# Start of Supplied entries

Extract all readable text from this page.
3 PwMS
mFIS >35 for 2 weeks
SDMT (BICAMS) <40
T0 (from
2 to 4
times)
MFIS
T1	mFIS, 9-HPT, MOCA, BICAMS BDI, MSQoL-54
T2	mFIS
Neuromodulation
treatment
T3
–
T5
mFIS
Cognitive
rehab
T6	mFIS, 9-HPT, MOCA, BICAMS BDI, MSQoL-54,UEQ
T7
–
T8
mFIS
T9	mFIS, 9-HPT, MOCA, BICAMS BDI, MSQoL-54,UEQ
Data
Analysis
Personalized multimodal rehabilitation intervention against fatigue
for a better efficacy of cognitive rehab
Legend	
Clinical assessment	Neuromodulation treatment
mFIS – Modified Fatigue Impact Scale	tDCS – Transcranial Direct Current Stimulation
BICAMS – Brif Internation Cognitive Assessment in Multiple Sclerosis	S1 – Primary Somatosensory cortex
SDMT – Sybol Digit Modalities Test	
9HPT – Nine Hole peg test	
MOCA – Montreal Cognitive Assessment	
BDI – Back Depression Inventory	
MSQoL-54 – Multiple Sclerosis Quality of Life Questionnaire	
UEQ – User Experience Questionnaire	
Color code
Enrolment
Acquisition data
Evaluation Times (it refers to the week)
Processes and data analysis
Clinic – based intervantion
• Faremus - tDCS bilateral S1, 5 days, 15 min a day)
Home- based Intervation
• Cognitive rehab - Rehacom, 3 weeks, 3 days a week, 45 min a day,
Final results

# End of Supplied entries

» **To do**:
Write out every entry exactly as given.

» **Solution to the problem**:
Extract all readable text from this page.
3 PwMS
mFIS >35 for 2 weeks
SDMT (BICAMS) <40
T0 (from
2 to 4
times)
MFIS
T1	mFIS, 9-HPT, MOCA, BICAMS BDI, MSQoL-54
T2	mFIS
Neuromodulation
treatment
T3
–
T5
mFIS
Cognitive
rehab
T6	mFIS, 9-HPT, MOCA, BICAMS BDI, MSQoL-54,UEQ
T7
–
T8
mFIS
T9	mFIS, 9-HPT, MOCA, BICAMS BDI, MSQoL-54,UEQ
Data
Analysis
Personalized multimodal rehabilitation intervention against fatigue
for a better efficacy of cognitive rehab
Legend	
Clinical assessment	Neuromodulation treatment
mFIS – Modified Fatigue Impact Scale	tDCS – Transcranial Direct Current Stimulation
BICAMS – Brif Internation Cognitive Assessment in Multiple Sclerosis	S1 – Primary Somatosensory cortex
SDMT – Sybol Digit Modalities Test	
9HPT – Nine Hole peg test	
MOCA – Montreal Cognitive Assessment	
BDI – Back Depression Inventory	
MSQoL-54 – Multiple Sclerosis Quality of Life Questionnaire	
UEQ – User Experience Questionnaire	
Color code
Enrolment
Acquisition data
Evaluation Times (it refers to the week)
Processes and data analysis
Clinic – based intervantion
• Faremus - tDCS bilateral S1, 5 days, 15 min a day)
Home- based Intervation
• Cognitive rehab - Rehacom, 3 weeks, 3 days a week, 45 min a day,
Final results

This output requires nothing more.